- Records to process:
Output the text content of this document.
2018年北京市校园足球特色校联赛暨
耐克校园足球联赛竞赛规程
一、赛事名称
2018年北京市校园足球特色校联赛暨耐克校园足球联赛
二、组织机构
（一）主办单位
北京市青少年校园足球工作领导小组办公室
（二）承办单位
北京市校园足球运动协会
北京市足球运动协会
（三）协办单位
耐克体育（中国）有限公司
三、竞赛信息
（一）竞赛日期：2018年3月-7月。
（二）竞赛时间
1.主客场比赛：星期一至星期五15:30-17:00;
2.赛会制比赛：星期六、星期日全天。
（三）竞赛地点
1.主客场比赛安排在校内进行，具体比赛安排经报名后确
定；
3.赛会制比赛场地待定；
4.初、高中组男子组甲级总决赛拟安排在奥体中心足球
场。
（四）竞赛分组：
--
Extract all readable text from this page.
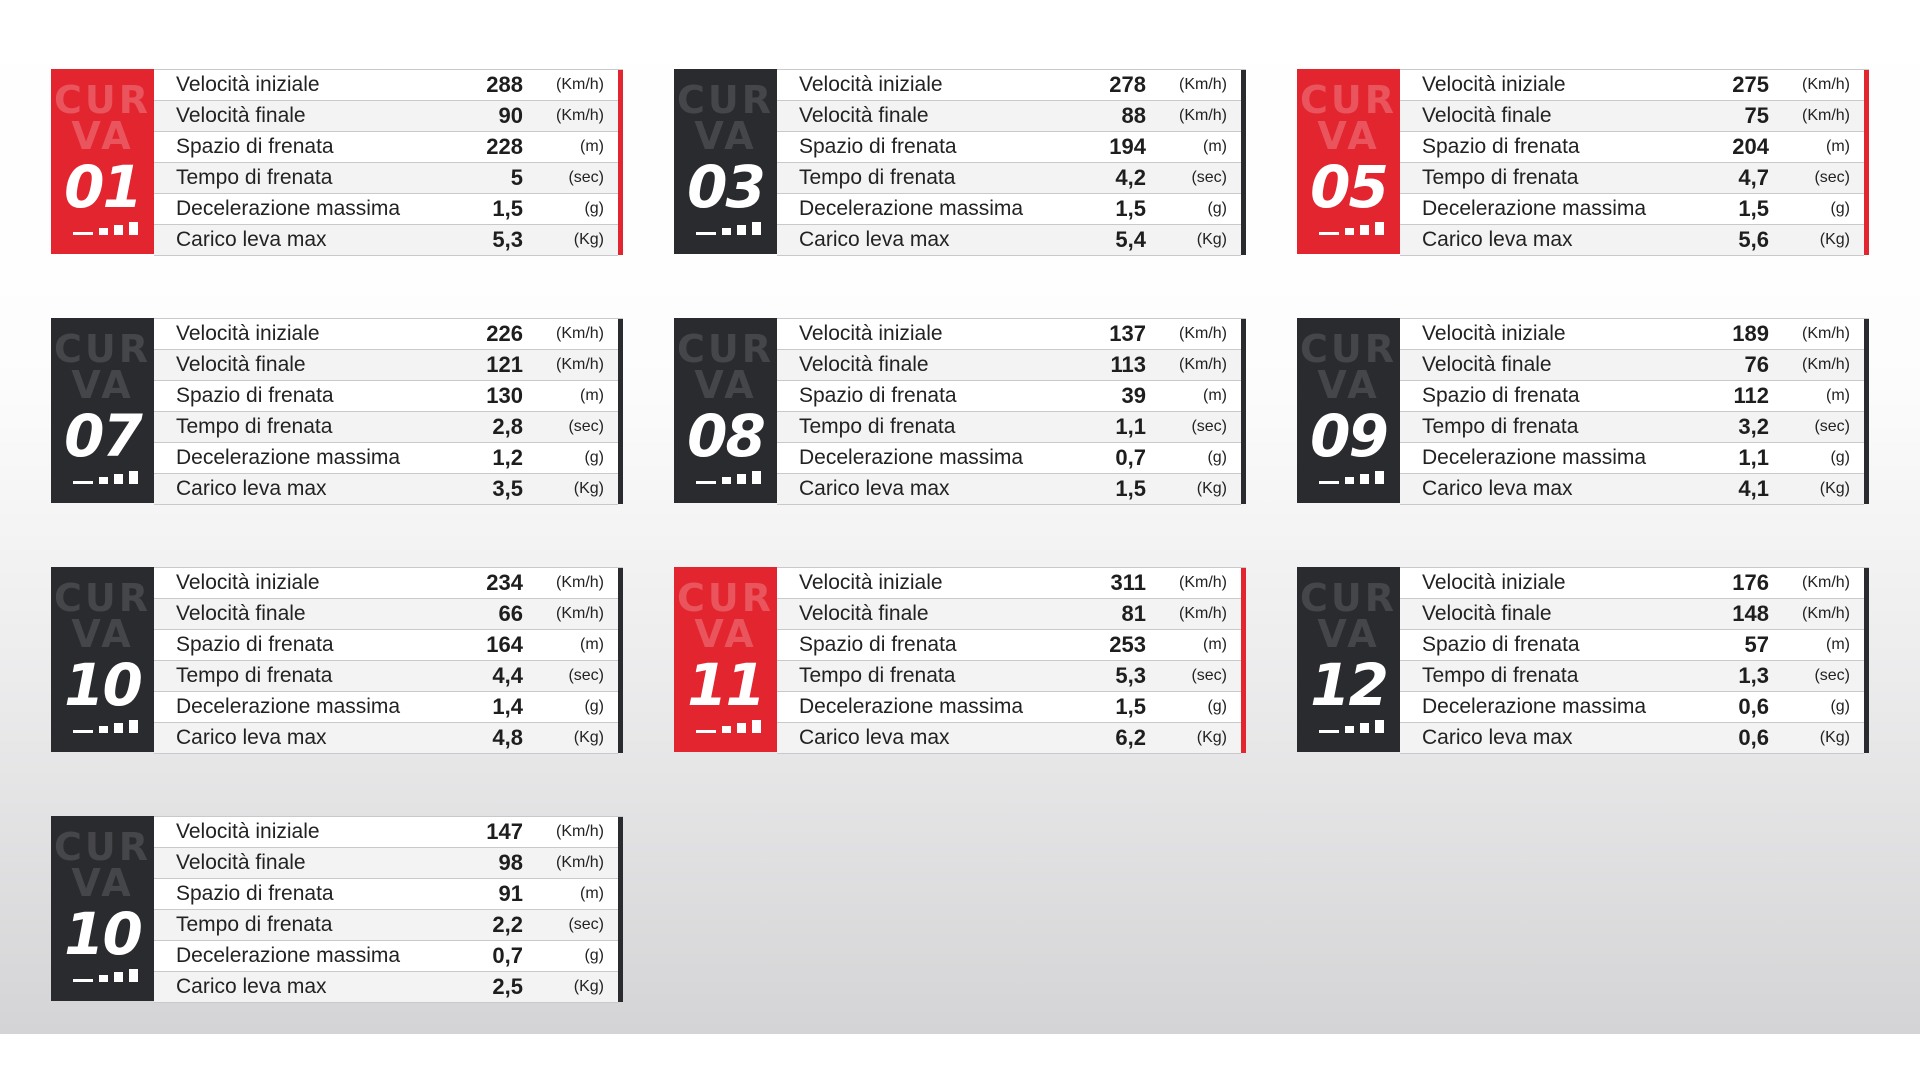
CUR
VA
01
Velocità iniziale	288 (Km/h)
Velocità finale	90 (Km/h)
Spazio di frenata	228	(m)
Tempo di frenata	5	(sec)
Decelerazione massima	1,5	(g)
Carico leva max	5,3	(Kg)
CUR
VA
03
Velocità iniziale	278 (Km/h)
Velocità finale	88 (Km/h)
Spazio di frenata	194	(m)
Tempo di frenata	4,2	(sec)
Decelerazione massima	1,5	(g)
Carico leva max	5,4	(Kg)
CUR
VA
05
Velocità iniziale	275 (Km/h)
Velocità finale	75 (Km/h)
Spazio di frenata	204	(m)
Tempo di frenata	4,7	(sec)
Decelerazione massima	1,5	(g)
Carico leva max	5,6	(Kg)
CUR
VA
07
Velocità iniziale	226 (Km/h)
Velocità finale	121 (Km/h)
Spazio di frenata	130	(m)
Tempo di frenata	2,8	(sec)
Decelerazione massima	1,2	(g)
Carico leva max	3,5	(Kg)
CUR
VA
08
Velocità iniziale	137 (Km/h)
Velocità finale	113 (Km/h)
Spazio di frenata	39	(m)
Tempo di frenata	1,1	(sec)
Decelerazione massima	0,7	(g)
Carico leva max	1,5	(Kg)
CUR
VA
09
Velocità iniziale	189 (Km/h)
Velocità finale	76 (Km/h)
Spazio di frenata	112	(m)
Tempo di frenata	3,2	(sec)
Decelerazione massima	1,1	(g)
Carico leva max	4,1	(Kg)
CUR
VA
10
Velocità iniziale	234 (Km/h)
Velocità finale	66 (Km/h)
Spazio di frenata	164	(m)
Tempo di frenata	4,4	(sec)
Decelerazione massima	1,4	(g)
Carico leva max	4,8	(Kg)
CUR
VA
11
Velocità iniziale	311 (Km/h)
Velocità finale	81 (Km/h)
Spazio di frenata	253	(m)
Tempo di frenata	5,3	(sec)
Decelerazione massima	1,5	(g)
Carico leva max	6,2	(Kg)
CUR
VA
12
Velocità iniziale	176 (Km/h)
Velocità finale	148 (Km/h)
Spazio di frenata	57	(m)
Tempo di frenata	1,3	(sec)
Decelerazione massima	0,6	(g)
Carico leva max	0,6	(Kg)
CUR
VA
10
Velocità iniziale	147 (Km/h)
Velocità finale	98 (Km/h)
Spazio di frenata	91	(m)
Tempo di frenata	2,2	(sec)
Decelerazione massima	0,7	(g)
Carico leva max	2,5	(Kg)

- The exercise: Copy out all lines that carry the word "Carico".

- Response to the task:
Carico leva max	5,3	(Kg)
Carico leva max	5,4	(Kg)
Carico leva max	5,6	(Kg)
Carico leva max	3,5	(Kg)
Carico leva max	1,5	(Kg)
Carico leva max	4,1	(Kg)
Carico leva max	4,8	(Kg)
Carico leva max	6,2	(Kg)
Carico leva max	0,6	(Kg)
Carico leva max	2,5	(Kg)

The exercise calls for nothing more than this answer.